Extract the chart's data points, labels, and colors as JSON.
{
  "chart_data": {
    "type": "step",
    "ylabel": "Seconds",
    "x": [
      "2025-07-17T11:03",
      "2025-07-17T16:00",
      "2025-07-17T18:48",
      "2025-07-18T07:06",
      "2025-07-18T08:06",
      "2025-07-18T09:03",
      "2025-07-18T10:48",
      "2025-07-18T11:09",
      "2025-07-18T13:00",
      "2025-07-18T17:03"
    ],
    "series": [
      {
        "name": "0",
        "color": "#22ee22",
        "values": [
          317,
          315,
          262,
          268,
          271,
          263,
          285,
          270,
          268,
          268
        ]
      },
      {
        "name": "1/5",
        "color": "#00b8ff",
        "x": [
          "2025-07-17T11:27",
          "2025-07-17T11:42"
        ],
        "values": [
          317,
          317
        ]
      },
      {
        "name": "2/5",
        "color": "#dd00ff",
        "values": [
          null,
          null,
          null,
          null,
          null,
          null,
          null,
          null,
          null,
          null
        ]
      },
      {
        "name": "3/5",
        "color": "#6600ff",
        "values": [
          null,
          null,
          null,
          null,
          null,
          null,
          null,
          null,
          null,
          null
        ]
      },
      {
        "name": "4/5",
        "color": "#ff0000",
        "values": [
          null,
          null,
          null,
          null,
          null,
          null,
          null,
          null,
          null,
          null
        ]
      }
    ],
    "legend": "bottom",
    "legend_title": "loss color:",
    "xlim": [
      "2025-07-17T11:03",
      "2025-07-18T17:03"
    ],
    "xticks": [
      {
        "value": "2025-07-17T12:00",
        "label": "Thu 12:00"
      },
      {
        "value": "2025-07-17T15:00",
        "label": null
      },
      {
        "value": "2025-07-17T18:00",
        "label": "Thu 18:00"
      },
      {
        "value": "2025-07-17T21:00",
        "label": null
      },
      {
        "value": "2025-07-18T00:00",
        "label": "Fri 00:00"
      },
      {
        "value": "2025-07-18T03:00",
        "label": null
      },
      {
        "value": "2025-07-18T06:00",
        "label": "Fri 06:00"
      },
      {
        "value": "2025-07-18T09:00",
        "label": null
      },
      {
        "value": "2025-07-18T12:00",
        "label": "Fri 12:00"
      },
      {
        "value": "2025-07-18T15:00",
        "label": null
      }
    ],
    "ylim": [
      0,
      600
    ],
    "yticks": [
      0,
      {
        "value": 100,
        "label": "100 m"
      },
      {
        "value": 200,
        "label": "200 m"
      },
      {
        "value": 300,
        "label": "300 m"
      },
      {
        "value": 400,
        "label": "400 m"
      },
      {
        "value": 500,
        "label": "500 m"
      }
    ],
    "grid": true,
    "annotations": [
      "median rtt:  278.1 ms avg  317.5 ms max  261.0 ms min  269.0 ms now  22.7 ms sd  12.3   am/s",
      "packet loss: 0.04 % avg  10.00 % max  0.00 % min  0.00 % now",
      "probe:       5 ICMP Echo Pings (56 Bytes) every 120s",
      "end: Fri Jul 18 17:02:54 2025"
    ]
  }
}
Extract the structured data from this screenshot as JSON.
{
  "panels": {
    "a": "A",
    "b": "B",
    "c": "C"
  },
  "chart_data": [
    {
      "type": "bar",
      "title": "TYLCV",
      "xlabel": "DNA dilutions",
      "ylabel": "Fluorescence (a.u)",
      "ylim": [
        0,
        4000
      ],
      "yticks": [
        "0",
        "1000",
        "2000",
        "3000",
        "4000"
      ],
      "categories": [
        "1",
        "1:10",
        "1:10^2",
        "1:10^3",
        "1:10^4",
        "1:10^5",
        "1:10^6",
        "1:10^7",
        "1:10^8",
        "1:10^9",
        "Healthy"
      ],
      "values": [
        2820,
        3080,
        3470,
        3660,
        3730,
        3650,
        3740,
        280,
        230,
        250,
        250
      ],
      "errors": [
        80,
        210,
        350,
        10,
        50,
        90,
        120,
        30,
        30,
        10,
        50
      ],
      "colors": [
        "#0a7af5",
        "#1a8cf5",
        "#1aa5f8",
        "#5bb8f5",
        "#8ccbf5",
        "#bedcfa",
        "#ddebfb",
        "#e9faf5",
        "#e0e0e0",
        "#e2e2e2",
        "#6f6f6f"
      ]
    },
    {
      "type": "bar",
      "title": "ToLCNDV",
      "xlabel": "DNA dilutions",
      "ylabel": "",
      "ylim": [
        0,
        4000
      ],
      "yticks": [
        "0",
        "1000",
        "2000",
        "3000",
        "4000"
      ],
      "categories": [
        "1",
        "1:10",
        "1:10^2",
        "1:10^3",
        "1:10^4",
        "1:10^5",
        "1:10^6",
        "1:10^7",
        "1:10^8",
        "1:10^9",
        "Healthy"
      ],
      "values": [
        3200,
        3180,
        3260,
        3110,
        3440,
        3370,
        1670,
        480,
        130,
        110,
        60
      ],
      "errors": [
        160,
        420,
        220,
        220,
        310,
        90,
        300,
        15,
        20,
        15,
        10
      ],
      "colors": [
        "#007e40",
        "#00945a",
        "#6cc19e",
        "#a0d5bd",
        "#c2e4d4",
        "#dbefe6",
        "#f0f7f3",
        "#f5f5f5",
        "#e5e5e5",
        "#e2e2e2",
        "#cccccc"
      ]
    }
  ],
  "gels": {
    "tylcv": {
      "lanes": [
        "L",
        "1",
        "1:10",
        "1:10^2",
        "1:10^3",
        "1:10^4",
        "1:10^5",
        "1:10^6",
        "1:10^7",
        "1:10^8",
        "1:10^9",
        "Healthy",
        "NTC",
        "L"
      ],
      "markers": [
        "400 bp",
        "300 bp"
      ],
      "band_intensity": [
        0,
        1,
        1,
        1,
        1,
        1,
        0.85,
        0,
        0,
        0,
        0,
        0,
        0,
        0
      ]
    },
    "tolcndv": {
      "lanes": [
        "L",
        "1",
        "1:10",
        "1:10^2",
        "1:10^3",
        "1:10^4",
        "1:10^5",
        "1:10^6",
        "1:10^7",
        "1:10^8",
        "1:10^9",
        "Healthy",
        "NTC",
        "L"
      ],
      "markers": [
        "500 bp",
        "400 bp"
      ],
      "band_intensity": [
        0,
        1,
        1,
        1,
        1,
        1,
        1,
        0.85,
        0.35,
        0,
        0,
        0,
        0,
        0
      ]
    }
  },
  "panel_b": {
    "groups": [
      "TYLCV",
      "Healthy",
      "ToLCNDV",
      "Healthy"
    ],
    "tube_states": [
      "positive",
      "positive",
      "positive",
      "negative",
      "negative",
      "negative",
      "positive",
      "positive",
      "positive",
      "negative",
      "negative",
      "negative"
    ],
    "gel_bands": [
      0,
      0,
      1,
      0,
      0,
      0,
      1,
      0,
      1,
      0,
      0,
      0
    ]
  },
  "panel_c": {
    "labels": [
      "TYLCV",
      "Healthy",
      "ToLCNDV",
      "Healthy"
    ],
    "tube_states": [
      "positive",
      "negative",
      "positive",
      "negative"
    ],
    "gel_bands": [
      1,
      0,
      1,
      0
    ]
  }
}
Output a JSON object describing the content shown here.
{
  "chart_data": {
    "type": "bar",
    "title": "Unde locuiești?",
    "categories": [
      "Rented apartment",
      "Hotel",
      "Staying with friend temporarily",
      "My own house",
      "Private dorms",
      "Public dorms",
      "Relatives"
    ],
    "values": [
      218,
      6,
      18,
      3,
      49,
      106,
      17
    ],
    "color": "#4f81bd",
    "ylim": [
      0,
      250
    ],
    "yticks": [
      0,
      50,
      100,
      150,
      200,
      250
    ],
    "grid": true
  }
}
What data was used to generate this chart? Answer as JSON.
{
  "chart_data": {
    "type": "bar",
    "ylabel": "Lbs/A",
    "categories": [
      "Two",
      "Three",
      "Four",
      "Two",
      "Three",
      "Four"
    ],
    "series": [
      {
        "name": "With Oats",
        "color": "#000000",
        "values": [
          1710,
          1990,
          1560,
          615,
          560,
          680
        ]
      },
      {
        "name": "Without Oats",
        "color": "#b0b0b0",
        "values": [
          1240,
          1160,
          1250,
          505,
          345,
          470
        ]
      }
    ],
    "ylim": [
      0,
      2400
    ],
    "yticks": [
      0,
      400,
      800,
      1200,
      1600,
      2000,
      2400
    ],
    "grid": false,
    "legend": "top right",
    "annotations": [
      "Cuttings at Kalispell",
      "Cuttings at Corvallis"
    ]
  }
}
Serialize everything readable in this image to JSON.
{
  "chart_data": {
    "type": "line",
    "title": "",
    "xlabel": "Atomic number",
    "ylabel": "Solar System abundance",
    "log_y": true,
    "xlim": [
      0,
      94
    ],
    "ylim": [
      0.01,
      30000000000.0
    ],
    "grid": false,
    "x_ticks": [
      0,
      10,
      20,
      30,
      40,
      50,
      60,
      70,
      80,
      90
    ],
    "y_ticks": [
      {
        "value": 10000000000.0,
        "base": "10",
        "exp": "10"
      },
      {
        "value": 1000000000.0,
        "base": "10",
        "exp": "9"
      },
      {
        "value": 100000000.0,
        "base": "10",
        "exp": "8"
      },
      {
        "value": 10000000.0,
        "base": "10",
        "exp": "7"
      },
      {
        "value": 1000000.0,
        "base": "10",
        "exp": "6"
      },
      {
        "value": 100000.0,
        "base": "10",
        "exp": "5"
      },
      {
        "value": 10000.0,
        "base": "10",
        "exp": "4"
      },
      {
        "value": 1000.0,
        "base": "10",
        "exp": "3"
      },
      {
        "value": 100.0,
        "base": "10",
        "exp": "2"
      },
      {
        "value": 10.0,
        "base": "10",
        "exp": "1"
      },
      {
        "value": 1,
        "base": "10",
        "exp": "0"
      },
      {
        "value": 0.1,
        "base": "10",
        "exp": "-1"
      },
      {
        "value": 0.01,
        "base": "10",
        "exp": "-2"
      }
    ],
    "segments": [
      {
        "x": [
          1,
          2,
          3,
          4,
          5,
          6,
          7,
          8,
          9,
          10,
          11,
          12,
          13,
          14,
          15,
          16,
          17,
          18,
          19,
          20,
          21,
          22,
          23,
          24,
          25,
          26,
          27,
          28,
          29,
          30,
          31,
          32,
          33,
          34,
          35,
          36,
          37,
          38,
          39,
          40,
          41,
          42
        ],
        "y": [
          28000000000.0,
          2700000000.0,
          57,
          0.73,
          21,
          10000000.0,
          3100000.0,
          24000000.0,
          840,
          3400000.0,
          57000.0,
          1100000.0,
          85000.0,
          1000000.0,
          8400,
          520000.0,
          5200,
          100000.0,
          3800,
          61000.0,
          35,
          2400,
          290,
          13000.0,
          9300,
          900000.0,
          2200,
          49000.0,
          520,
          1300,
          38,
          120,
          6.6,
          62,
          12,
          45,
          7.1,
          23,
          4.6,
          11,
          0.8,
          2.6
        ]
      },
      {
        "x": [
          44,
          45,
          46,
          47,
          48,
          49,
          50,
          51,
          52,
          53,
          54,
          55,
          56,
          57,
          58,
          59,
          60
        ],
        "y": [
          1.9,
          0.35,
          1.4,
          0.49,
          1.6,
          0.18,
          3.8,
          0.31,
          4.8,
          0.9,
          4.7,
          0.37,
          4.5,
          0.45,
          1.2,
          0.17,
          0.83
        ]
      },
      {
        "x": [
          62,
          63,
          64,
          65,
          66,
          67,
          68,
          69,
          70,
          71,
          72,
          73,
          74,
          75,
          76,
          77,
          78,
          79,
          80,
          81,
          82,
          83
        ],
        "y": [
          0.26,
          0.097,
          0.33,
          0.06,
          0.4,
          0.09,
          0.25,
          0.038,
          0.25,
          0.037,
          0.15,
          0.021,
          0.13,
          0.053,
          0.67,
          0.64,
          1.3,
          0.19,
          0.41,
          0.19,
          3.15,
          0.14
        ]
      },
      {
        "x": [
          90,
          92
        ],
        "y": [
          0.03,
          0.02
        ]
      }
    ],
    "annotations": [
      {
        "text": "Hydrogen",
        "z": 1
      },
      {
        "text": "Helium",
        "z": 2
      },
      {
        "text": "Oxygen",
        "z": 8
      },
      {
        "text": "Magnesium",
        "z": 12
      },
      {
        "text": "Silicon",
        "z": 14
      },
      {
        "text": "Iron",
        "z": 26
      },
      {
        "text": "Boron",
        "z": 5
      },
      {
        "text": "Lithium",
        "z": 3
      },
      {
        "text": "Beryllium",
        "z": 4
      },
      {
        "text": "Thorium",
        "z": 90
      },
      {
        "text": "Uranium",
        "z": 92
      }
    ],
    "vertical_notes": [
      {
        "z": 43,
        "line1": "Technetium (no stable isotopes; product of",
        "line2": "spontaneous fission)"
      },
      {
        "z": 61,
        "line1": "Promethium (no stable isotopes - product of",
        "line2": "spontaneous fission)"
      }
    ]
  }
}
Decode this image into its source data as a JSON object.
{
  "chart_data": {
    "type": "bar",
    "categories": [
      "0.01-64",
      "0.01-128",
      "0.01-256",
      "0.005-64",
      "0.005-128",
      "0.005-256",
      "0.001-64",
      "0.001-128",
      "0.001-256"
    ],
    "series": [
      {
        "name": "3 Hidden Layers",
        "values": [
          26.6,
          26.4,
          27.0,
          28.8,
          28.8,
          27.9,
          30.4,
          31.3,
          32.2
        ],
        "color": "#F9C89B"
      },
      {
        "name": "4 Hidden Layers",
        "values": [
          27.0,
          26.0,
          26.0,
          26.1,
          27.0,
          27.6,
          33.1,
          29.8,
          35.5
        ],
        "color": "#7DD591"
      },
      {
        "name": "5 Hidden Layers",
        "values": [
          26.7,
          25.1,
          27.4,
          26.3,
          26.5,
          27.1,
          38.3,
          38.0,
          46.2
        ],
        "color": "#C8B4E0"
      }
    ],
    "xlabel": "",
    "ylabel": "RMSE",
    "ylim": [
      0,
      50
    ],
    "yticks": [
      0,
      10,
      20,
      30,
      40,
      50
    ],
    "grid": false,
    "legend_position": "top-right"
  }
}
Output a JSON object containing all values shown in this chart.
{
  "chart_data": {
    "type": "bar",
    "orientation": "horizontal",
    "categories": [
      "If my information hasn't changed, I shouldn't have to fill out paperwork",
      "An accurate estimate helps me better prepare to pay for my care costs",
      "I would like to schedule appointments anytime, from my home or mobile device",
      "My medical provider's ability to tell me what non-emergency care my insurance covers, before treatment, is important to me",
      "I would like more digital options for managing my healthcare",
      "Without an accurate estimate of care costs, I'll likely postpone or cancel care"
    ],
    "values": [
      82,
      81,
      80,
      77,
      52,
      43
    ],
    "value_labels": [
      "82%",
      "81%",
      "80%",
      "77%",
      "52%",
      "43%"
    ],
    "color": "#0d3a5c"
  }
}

=======

Choose all lines containing the string "product" and copy them out.

        "line1": "Technetium (no stable isotopes; product of",
        "line1": "Promethium (no stable isotopes - product of",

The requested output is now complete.